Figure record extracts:
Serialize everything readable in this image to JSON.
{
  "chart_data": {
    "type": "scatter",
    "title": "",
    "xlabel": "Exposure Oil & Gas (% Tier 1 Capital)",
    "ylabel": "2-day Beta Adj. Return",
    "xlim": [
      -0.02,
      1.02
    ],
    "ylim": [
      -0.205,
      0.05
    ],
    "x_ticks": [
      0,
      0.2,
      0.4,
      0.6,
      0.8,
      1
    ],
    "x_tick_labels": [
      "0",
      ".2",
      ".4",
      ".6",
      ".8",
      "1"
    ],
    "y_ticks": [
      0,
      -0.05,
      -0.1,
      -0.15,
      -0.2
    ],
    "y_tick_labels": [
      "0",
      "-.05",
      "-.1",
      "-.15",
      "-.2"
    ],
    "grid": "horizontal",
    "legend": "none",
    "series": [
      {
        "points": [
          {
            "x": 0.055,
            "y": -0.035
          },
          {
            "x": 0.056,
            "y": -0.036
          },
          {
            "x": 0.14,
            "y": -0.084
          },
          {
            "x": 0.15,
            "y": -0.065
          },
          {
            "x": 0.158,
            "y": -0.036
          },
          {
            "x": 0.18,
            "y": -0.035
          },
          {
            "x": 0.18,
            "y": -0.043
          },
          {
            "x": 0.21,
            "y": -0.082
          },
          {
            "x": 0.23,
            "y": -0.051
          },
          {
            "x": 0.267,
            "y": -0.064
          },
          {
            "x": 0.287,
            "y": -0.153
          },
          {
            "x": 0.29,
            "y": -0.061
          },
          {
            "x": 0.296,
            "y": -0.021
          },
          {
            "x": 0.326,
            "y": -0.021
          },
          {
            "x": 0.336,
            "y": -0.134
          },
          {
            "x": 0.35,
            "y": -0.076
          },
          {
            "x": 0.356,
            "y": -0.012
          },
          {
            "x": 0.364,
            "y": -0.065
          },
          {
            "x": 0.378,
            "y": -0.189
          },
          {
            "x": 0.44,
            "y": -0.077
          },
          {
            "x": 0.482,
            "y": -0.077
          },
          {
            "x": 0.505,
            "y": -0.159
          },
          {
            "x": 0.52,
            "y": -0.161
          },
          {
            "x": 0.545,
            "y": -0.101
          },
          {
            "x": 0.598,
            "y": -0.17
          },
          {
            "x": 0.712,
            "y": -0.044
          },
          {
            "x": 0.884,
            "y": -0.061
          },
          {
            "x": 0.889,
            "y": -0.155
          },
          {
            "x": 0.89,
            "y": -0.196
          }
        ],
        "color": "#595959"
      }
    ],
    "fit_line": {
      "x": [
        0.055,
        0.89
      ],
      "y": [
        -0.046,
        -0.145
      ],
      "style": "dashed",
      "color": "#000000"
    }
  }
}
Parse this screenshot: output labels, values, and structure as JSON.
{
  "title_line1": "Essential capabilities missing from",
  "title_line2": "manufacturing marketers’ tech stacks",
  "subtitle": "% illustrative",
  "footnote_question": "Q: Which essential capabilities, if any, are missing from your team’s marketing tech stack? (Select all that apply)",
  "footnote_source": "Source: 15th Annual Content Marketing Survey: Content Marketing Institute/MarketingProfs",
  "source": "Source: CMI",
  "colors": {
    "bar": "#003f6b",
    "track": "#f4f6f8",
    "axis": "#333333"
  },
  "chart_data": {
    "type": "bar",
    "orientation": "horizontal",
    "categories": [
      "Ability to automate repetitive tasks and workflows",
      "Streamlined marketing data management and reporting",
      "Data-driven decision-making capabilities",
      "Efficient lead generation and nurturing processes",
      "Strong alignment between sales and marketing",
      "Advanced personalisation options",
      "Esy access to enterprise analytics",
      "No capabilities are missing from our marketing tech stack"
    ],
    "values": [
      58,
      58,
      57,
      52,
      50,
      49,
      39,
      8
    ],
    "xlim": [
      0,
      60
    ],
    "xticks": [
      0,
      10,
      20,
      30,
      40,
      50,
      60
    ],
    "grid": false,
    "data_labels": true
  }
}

■ Set exercise:
Only the number is wanted: how many lines in the entries above contain the word "JSON"?

■ Solution to this exercise:
2